Exercise aim — Look through the listing for the word "ontwikkelingen". Copy each line that has it.

-------- Material for the task --------

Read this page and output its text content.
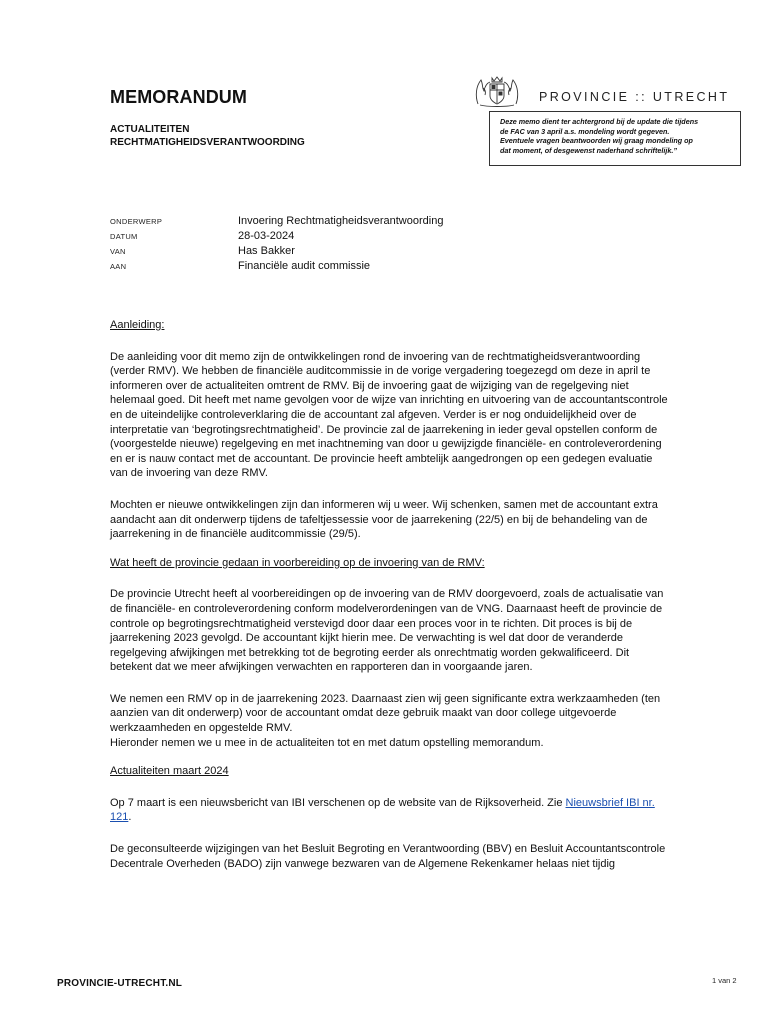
MEMORANDUM
ACTUALITEITEN
RECHTMATIGHEIDSVERANTWOORDING
PROVINCIE :: UTRECHT
Deze memo dient ter achtergrond bij de update die tijdens
de FAC van 3 april a.s. mondeling wordt gegeven.
Eventuele vragen beantwoorden wij graag mondeling op
dat moment, of desgewenst naderhand schriftelijk.”
ONDERWERP	Invoering Rechtmatigheidsverantwoording
DATUM	28-03-2024
VAN	Has Bakker
AAN	Financiële audit commissie

Aanleiding:

De aanleiding voor dit memo zijn de ontwikkelingen rond de invoering van de rechtmatigheidsverantwoording
(verder RMV). We hebben de financiële auditcommissie in de vorige vergadering toegezegd om deze in april te
informeren over de actualiteiten omtrent de RMV. Bij de invoering gaat de wijziging van de regelgeving niet
helemaal goed. Dit heeft met name gevolgen voor de wijze van inrichting en uitvoering van de accountantscontrole
en de uiteindelijke controleverklaring die de accountant zal afgeven. Verder is er nog onduidelijkheid over de
interpretatie van ‘begrotingsrechtmatigheid’. De provincie zal de jaarrekening in ieder geval opstellen conform de
(voorgestelde nieuwe) regelgeving en met inachtneming van door u gewijzigde financiële- en controleverordening
en er is nauw contact met de accountant. De provincie heeft ambtelijk aangedrongen op een gedegen evaluatie
van de invoering van deze RMV.
Mochten er nieuwe ontwikkelingen zijn dan informeren wij u weer. Wij schenken, samen met de accountant extra
aandacht aan dit onderwerp tijdens de tafeltjessessie voor de jaarrekening (22/5) en bij de behandeling van de
jaarrekening in de financiële auditcommissie (29/5).

Wat heeft de provincie gedaan in voorbereiding op de invoering van de RMV:

De provincie Utrecht heeft al voorbereidingen op de invoering van de RMV doorgevoerd, zoals de actualisatie van
de financiële- en controleverordening conform modelverordeningen van de VNG. Daarnaast heeft de provincie de
controle op begrotingsrechtmatigheid verstevigd door daar een proces voor in te richten. Dit proces is bij de
jaarrekening 2023 gevolgd. De accountant kijkt hierin mee. De verwachting is wel dat door de veranderde
regelgeving afwijkingen met betrekking tot de begroting eerder als onrechtmatig worden gekwalificeerd. Dit
betekent dat we meer afwijkingen verwachten en rapporteren dan in voorgaande jaren.
We nemen een RMV op in de jaarrekening 2023. Daarnaast zien wij geen significante extra werkzaamheden (ten
aanzien van dit onderwerp) voor de accountant omdat deze gebruik maakt van door college uitgevoerde
werkzaamheden en opgestelde RMV.
Hieronder nemen we u mee in de actualiteiten tot en met datum opstelling memorandum.

Actualiteiten maart 2024

Op 7 maart is een nieuwsbericht van IBI verschenen op de website van de Rijksoverheid. Zie Nieuwsbrief IBI nr.
121.
De geconsulteerde wijzigingen van het Besluit Begroting en Verantwoording (BBV) en Besluit Accountantscontrole
Decentrale Overheden (BADO) zijn vanwege bezwaren van de Algemene Rekenkamer helaas niet tijdig
PROVINCIE-UTRECHT.NL	1 van 2
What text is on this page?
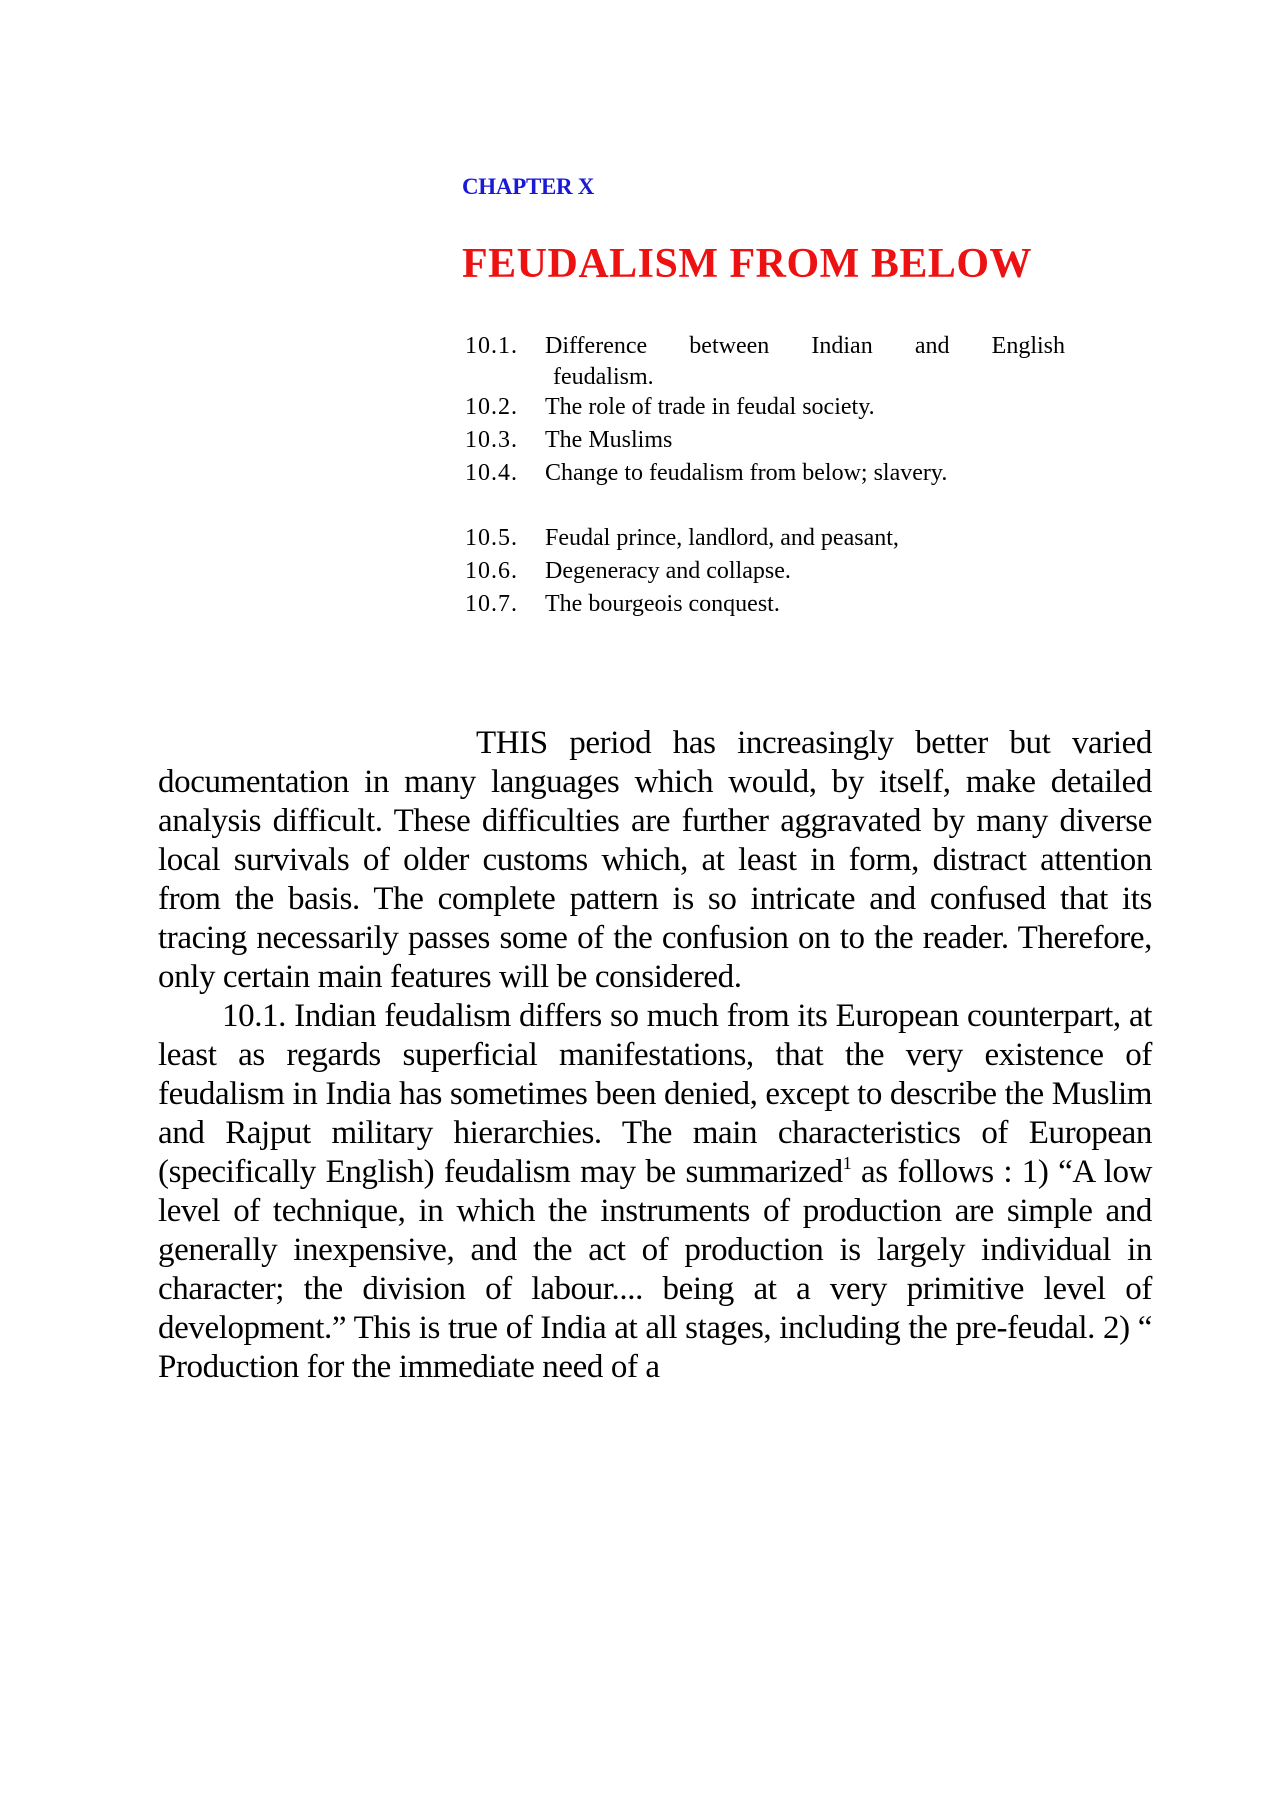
CHAPTER X
FEUDALISM FROM BELOW
10.1.	Difference between Indian and English
feudalism.
10.2.	The role of trade in feudal society.
10.3.	The Muslims
10.4.	Change to feudalism from below; slavery.
10.5.	Feudal prince, landlord, and peasant,
10.6.	Degeneracy and collapse.
10.7.	The bourgeois conquest.

THIS period has increasingly better but varied documentation in many languages which would, by itself, make detailed analysis difficult. These difficulties are further aggravated by many diverse local survivals of older customs which, at least in form, distract attention from the basis. The complete pattern is so intricate and confused that its tracing necessarily passes some of the confusion on to the reader. Therefore, only certain main features will be considered.

10.1. Indian feudalism differs so much from its European counterpart, at least as regards superficial manifestations, that the very existence of feudalism in India has sometimes been denied, except to describe the Muslim and Rajput military hierarchies. The main characteristics of European (specifically English) feudalism may be summarized$^1$ as follows : 1) “A low level of technique, in which the instruments of production are simple and generally inexpensive, and the act of production is largely individual in character; the division of labour.... being at a very primitive level of development.” This is true of India at all stages, including the pre-feudal. 2) “ Production for the immediate need of a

--------

Reply to the task —
De aanleiding voor dit memo zijn de ontwikkelingen rond de invoering van de rechtmatigheidsverantwoording
Mochten er nieuwe ontwikkelingen zijn dan informeren wij u weer. Wij schenken, samen met de accountant extra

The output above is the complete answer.